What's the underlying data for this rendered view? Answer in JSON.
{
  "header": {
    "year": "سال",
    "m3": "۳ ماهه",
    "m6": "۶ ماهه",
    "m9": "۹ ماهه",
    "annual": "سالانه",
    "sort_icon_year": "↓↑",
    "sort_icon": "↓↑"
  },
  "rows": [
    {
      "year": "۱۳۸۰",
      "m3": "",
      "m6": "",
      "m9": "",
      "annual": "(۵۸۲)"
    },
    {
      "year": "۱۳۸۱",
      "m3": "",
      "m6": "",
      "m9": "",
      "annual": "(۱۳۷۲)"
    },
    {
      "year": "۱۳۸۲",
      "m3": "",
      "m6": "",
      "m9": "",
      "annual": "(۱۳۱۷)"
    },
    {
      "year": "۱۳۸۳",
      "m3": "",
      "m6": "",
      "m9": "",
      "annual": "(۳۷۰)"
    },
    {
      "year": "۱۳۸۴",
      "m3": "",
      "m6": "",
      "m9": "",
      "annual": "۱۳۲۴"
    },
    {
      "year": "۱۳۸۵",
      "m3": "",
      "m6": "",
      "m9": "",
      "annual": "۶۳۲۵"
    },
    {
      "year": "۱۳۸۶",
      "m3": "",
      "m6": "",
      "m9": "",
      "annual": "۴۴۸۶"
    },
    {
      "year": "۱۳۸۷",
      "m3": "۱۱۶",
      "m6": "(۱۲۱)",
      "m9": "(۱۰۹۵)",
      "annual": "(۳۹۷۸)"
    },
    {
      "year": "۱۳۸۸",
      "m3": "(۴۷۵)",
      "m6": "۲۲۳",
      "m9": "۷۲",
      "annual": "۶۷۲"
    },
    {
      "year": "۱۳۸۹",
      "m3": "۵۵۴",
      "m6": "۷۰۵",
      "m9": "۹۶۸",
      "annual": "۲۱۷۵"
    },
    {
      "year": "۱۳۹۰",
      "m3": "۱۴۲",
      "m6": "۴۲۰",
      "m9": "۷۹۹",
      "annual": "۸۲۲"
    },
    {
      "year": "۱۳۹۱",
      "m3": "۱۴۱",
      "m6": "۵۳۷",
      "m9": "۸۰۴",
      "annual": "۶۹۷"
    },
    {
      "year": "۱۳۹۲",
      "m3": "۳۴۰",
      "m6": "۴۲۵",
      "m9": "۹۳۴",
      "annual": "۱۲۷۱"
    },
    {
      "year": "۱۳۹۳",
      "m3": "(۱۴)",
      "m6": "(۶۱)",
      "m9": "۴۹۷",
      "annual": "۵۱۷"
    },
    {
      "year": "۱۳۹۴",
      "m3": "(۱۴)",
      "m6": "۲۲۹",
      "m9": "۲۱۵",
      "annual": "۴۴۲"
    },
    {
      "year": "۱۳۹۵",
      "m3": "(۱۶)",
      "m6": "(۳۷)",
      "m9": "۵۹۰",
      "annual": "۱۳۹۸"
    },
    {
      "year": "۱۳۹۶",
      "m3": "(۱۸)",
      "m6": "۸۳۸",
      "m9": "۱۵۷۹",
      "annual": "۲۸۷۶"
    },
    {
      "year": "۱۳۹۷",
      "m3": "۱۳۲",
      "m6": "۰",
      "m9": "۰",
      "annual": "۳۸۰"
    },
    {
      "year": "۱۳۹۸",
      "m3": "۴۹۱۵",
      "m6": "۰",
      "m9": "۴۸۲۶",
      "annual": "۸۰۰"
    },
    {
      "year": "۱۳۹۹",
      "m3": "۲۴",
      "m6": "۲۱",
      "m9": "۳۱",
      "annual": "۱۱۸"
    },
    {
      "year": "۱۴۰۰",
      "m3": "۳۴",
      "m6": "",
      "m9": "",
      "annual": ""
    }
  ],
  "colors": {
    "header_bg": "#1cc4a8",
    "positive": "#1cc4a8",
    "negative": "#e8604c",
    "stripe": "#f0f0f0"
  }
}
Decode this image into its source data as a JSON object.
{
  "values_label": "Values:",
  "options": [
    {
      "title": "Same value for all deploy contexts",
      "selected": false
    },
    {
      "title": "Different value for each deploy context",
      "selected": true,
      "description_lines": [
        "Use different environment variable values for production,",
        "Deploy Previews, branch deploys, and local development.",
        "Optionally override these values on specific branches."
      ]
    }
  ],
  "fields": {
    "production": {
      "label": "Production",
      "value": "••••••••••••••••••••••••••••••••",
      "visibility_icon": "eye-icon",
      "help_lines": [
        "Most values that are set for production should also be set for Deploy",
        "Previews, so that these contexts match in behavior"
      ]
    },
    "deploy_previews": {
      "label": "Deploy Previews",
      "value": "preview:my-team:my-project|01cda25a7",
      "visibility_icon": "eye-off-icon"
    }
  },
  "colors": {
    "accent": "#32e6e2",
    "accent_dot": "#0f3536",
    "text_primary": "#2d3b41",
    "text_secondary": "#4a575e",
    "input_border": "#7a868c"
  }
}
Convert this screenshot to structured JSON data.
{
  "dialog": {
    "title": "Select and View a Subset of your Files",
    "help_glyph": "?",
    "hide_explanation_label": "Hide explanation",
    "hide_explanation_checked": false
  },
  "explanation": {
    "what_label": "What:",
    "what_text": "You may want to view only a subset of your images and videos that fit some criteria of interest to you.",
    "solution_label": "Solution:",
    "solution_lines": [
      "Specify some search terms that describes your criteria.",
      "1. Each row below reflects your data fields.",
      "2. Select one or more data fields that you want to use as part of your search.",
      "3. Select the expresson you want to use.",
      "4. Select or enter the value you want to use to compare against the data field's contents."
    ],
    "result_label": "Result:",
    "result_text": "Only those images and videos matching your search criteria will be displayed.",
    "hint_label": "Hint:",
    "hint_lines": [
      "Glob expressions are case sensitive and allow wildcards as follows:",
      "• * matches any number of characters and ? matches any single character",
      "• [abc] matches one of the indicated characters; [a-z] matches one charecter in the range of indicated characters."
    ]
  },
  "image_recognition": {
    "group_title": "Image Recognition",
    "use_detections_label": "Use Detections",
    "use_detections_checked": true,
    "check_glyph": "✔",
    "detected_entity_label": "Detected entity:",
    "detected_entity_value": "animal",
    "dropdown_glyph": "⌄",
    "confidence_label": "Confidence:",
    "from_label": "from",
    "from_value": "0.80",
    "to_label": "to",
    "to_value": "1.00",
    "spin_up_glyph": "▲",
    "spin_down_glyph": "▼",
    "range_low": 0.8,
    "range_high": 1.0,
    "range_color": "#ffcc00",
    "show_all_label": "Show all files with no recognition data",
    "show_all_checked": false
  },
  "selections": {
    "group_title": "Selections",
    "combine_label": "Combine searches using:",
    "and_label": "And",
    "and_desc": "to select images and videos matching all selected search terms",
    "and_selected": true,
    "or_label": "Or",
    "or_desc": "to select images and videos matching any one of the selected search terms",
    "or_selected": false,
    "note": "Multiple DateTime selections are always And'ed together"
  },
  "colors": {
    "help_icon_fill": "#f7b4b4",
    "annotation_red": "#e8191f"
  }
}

• • • • •

**Challenge**. Identify the lines of the entries containing the string "false". Copy each such line.

**Worked answer**.
      "selected": false
    "hide_explanation_checked": false
    "show_all_checked": false
    "or_selected": false,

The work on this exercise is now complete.